▶ Work required
Count how many lines of the data below contain the string "скота"; the reply should be that number alone.

▶ Records shown
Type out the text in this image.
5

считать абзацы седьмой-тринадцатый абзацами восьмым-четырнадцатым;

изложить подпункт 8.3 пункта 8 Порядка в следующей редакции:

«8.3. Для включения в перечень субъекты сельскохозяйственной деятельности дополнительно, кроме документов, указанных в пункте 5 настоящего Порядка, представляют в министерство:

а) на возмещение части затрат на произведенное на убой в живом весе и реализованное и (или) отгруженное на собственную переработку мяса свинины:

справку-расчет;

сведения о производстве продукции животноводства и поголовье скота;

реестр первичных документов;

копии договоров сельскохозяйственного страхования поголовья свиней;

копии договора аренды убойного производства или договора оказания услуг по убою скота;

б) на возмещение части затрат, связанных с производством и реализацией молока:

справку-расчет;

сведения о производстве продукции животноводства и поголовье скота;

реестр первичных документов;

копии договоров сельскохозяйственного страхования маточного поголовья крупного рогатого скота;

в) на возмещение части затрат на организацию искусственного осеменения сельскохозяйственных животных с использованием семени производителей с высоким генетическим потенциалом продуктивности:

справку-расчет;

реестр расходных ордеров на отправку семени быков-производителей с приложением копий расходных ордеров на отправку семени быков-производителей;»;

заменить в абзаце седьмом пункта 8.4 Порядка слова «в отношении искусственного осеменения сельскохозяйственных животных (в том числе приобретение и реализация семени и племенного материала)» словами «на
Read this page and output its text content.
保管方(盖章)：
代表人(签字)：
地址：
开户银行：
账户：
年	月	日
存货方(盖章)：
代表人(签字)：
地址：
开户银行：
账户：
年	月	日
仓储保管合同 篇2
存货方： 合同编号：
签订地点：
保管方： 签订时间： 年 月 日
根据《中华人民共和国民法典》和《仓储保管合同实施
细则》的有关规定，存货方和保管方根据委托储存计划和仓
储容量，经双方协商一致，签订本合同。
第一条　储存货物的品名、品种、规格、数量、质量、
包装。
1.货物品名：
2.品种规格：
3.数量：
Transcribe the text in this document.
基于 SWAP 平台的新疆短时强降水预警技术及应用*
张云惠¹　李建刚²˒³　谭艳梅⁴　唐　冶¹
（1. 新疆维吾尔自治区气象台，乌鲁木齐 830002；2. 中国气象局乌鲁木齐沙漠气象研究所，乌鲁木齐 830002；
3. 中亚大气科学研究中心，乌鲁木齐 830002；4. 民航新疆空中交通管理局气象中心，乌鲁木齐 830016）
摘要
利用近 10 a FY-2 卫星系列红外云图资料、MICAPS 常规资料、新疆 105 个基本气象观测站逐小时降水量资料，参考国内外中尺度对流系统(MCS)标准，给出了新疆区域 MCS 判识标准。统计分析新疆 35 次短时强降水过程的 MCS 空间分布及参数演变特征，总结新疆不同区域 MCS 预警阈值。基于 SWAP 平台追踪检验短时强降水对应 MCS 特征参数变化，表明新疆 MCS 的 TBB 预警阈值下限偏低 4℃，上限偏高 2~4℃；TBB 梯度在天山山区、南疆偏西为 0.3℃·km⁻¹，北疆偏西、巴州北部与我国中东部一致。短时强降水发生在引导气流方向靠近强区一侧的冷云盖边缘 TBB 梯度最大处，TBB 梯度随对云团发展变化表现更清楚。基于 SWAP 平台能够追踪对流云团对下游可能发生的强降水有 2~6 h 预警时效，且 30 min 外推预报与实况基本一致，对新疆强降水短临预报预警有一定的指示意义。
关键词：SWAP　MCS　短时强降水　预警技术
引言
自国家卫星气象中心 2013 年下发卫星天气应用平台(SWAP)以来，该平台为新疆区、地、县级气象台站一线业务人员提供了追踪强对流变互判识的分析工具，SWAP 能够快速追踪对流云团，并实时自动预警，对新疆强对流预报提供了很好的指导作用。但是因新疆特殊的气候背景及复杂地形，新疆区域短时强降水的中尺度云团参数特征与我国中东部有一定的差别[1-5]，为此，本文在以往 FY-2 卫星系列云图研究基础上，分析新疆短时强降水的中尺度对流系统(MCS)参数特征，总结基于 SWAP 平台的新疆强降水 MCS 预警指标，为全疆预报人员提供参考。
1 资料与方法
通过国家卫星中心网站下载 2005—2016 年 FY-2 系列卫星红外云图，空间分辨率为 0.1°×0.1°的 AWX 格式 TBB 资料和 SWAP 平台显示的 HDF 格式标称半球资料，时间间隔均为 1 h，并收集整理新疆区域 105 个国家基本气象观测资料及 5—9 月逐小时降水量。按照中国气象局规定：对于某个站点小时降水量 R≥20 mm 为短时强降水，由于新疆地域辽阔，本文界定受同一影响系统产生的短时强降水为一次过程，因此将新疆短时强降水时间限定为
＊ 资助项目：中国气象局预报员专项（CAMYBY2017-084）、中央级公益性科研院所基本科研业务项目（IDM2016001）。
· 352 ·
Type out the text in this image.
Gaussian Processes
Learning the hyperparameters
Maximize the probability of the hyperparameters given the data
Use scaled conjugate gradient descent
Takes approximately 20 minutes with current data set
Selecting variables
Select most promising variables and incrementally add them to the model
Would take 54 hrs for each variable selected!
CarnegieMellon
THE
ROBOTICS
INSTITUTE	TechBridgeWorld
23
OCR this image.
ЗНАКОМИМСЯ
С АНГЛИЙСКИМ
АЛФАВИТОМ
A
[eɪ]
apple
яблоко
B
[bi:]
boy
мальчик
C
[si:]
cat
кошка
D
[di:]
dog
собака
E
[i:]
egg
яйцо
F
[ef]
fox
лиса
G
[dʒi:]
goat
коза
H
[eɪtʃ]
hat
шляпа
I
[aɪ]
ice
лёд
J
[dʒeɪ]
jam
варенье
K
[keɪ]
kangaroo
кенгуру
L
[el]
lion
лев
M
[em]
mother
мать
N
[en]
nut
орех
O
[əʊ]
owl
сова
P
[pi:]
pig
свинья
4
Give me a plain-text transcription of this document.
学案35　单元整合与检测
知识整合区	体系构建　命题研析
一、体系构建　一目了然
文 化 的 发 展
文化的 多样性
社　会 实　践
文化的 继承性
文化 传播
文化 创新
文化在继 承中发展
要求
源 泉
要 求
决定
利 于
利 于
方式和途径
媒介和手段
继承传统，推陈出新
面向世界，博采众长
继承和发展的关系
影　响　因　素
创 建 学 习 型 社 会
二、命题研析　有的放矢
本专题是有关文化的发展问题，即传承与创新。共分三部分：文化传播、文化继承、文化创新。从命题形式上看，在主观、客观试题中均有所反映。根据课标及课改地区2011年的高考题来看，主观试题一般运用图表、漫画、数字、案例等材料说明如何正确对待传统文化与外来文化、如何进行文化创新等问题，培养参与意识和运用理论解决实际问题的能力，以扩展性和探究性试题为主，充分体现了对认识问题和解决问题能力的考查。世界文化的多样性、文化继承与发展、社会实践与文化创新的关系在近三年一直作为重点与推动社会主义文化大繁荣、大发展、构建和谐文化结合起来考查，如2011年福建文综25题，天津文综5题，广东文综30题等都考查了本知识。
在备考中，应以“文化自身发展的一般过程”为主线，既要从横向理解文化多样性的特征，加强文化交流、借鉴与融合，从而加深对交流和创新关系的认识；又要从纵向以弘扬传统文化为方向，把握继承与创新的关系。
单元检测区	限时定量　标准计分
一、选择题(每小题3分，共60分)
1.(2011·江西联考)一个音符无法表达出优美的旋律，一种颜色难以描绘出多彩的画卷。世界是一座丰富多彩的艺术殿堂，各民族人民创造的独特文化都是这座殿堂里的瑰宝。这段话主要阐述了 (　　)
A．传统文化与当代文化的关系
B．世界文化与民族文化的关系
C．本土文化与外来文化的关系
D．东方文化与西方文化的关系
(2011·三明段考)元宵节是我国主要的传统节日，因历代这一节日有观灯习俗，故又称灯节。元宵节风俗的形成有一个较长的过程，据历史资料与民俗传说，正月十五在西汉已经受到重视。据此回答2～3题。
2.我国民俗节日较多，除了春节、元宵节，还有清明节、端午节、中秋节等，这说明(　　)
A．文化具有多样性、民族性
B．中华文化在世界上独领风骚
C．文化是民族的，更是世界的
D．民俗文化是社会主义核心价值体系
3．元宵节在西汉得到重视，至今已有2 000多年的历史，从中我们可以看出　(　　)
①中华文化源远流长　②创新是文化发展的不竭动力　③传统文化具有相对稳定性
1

▶ Solved exercise
4